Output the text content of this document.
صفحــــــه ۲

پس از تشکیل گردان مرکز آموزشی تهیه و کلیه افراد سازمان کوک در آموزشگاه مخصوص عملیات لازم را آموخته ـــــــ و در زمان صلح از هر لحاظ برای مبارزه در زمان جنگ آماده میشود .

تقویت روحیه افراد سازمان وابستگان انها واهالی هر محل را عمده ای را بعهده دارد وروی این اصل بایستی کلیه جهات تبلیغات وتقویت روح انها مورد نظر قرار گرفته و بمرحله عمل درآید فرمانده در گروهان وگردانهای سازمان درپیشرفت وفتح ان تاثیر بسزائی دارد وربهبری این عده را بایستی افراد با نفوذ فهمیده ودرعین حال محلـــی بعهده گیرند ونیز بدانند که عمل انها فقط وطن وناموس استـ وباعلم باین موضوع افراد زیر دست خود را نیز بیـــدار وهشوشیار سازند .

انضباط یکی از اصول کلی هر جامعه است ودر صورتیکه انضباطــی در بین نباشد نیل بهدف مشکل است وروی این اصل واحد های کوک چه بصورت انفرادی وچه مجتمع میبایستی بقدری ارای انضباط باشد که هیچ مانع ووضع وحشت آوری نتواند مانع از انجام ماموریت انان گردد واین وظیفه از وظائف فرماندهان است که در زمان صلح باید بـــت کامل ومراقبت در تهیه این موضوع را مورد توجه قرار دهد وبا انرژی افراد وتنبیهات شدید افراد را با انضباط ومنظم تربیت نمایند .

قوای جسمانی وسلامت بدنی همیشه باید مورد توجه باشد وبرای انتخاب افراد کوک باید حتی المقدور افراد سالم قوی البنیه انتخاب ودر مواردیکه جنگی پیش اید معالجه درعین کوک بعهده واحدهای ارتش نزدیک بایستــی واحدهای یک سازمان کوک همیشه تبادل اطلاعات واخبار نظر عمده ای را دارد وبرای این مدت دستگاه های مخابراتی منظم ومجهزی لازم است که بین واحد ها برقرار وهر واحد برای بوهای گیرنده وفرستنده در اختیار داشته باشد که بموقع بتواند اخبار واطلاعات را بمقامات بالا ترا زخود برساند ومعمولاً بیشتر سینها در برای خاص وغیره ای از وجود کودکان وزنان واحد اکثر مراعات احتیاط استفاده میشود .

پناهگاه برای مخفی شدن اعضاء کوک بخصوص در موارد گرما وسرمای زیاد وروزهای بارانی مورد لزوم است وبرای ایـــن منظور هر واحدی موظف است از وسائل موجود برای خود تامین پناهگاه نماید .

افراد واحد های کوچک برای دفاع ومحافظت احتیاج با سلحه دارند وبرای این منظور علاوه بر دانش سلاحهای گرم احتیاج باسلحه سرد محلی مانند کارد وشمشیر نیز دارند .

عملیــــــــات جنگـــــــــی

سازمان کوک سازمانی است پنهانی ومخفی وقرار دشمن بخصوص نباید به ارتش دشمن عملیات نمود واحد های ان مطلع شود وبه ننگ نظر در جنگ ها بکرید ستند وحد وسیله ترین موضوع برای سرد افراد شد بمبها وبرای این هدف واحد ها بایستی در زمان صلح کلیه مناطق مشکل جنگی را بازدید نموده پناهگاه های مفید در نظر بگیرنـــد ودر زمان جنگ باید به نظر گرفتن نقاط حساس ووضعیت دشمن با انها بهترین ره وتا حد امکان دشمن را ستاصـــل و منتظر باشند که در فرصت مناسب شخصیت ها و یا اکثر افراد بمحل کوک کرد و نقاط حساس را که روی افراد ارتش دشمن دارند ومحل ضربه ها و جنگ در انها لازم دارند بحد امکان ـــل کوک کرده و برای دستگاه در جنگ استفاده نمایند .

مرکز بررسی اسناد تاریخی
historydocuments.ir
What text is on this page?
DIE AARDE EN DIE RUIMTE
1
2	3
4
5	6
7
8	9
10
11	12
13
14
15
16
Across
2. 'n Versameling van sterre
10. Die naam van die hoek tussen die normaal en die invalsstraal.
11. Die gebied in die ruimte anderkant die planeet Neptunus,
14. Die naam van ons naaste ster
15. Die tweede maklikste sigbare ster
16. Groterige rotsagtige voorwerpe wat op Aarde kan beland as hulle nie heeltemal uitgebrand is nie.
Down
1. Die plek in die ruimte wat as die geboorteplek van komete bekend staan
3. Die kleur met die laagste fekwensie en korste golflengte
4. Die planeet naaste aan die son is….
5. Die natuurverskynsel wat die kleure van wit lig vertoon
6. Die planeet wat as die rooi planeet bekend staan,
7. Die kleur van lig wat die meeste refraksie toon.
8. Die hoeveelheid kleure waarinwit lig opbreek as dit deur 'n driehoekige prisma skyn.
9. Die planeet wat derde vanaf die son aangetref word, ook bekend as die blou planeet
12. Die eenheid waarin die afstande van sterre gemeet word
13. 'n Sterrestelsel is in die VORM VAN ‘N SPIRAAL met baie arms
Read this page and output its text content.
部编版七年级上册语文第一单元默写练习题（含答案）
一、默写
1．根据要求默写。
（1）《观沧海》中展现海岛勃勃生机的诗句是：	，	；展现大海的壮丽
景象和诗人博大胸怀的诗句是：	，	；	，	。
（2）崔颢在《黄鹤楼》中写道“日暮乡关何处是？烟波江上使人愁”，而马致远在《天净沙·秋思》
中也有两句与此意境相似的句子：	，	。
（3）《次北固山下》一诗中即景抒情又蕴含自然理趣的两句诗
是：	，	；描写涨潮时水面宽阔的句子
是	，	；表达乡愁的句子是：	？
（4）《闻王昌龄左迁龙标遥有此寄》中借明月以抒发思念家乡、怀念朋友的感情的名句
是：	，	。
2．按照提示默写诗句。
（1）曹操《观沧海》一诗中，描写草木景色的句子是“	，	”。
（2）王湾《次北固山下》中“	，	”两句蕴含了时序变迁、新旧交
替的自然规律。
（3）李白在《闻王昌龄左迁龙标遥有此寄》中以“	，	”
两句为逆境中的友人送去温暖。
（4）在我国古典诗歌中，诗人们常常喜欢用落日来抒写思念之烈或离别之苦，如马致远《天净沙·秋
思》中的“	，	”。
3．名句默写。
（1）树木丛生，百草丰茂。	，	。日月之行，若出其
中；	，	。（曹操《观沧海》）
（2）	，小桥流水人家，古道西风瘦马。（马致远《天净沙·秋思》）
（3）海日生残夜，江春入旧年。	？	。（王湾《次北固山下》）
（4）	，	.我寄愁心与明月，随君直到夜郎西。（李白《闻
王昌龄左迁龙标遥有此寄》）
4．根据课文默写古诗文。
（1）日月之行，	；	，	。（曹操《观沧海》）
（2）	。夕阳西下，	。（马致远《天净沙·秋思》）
--------------------
Using the data above, return each line exactly as written.

Exercise solution:
Output the text content of this document.
صفحــــــه ۲

پس از تشکیل گردان مرکز آموزشی تهیه و کلیه افراد سازمان کوک در آموزشگاه مخصوص عملیات لازم را آموخته ـــــــ و در زمان صلح از هر لحاظ برای مبارزه در زمان جنگ آماده میشود .

تقویت روحیه افراد سازمان وابستگان انها واهالی هر محل را عمده ای را بعهده دارد وروی این اصل بایستی کلیه جهات تبلیغات وتقویت روح انها مورد نظر قرار گرفته و بمرحله عمل درآید فرمانده در گروهان وگردانهای سازمان درپیشرفت وفتح ان تاثیر بسزائی دارد وربهبری این عده را بایستی افراد با نفوذ فهمیده ودرعین حال محلـــی بعهده گیرند ونیز بدانند که عمل انها فقط وطن وناموس استـ وباعلم باین موضوع افراد زیر دست خود را نیز بیـــدار وهشوشیار سازند .

انضباط یکی از اصول کلی هر جامعه است ودر صورتیکه انضباطــی در بین نباشد نیل بهدف مشکل است وروی این اصل واحد های کوک چه بصورت انفرادی وچه مجتمع میبایستی بقدری ارای انضباط باشد که هیچ مانع ووضع وحشت آوری نتواند مانع از انجام ماموریت انان گردد واین وظیفه از وظائف فرماندهان است که در زمان صلح باید بـــت کامل ومراقبت در تهیه این موضوع را مورد توجه قرار دهد وبا انرژی افراد وتنبیهات شدید افراد را با انضباط ومنظم تربیت نمایند .

قوای جسمانی وسلامت بدنی همیشه باید مورد توجه باشد وبرای انتخاب افراد کوک باید حتی المقدور افراد سالم قوی البنیه انتخاب ودر مواردیکه جنگی پیش اید معالجه درعین کوک بعهده واحدهای ارتش نزدیک بایستــی واحدهای یک سازمان کوک همیشه تبادل اطلاعات واخبار نظر عمده ای را دارد وبرای این مدت دستگاه های مخابراتی منظم ومجهزی لازم است که بین واحد ها برقرار وهر واحد برای بوهای گیرنده وفرستنده در اختیار داشته باشد که بموقع بتواند اخبار واطلاعات را بمقامات بالا ترا زخود برساند ومعمولاً بیشتر سینها در برای خاص وغیره ای از وجود کودکان وزنان واحد اکثر مراعات احتیاط استفاده میشود .

پناهگاه برای مخفی شدن اعضاء کوک بخصوص در موارد گرما وسرمای زیاد وروزهای بارانی مورد لزوم است وبرای ایـــن منظور هر واحدی موظف است از وسائل موجود برای خود تامین پناهگاه نماید .

افراد واحد های کوچک برای دفاع ومحافظت احتیاج با سلحه دارند وبرای این منظور علاوه بر دانش سلاحهای گرم احتیاج باسلحه سرد محلی مانند کارد وشمشیر نیز دارند .

عملیــــــــات جنگـــــــــی

سازمان کوک سازمانی است پنهانی ومخفی وقرار دشمن بخصوص نباید به ارتش دشمن عملیات نمود واحد های ان مطلع شود وبه ننگ نظر در جنگ ها بکرید ستند وحد وسیله ترین موضوع برای سرد افراد شد بمبها وبرای این هدف واحد ها بایستی در زمان صلح کلیه مناطق مشکل جنگی را بازدید نموده پناهگاه های مفید در نظر بگیرنـــد ودر زمان جنگ باید به نظر گرفتن نقاط حساس ووضعیت دشمن با انها بهترین ره وتا حد امکان دشمن را ستاصـــل و منتظر باشند که در فرصت مناسب شخصیت ها و یا اکثر افراد بمحل کوک کرد و نقاط حساس را که روی افراد ارتش دشمن دارند ومحل ضربه ها و جنگ در انها لازم دارند بحد امکان ـــل کوک کرده و برای دستگاه در جنگ استفاده نمایند .

مرکز بررسی اسناد تاریخی
historydocuments.ir
What text is on this page?
DIE AARDE EN DIE RUIMTE
1
2	3
4
5	6
7
8	9
10
11	12
13
14
15
16
Across
2. 'n Versameling van sterre
10. Die naam van die hoek tussen die normaal en die invalsstraal.
11. Die gebied in die ruimte anderkant die planeet Neptunus,
14. Die naam van ons naaste ster
15. Die tweede maklikste sigbare ster
16. Groterige rotsagtige voorwerpe wat op Aarde kan beland as hulle nie heeltemal uitgebrand is nie.
Down
1. Die plek in die ruimte wat as die geboorteplek van komete bekend staan
3. Die kleur met die laagste fekwensie en korste golflengte
4. Die planeet naaste aan die son is….
5. Die natuurverskynsel wat die kleure van wit lig vertoon
6. Die planeet wat as die rooi planeet bekend staan,
7. Die kleur van lig wat die meeste refraksie toon.
8. Die hoeveelheid kleure waarinwit lig opbreek as dit deur 'n driehoekige prisma skyn.
9. Die planeet wat derde vanaf die son aangetref word, ook bekend as die blou planeet
12. Die eenheid waarin die afstande van sterre gemeet word
13. 'n Sterrestelsel is in die VORM VAN ‘N SPIRAAL met baie arms
Read this page and output its text content.
部编版七年级上册语文第一单元默写练习题（含答案）
一、默写
1．根据要求默写。
（1）《观沧海》中展现海岛勃勃生机的诗句是：	，	；展现大海的壮丽
景象和诗人博大胸怀的诗句是：	，	；	，	。
（2）崔颢在《黄鹤楼》中写道“日暮乡关何处是？烟波江上使人愁”，而马致远在《天净沙·秋思》
中也有两句与此意境相似的句子：	，	。
（3）《次北固山下》一诗中即景抒情又蕴含自然理趣的两句诗
是：	，	；描写涨潮时水面宽阔的句子
是	，	；表达乡愁的句子是：	？
（4）《闻王昌龄左迁龙标遥有此寄》中借明月以抒发思念家乡、怀念朋友的感情的名句
是：	，	。
2．按照提示默写诗句。
（1）曹操《观沧海》一诗中，描写草木景色的句子是“	，	”。
（2）王湾《次北固山下》中“	，	”两句蕴含了时序变迁、新旧交
替的自然规律。
（3）李白在《闻王昌龄左迁龙标遥有此寄》中以“	，	”
两句为逆境中的友人送去温暖。
（4）在我国古典诗歌中，诗人们常常喜欢用落日来抒写思念之烈或离别之苦，如马致远《天净沙·秋
思》中的“	，	”。
3．名句默写。
（1）树木丛生，百草丰茂。	，	。日月之行，若出其
中；	，	。（曹操《观沧海》）
（2）	，小桥流水人家，古道西风瘦马。（马致远《天净沙·秋思》）
（3）海日生残夜，江春入旧年。	？	。（王湾《次北固山下》）
（4）	，	.我寄愁心与明月，随君直到夜郎西。（李白《闻
王昌龄左迁龙标遥有此寄》）
4．根据课文默写古诗文。
（1）日月之行，	；	，	。（曹操《观沧海》）
（2）	。夕阳西下，	。（马致远《天净沙·秋思》）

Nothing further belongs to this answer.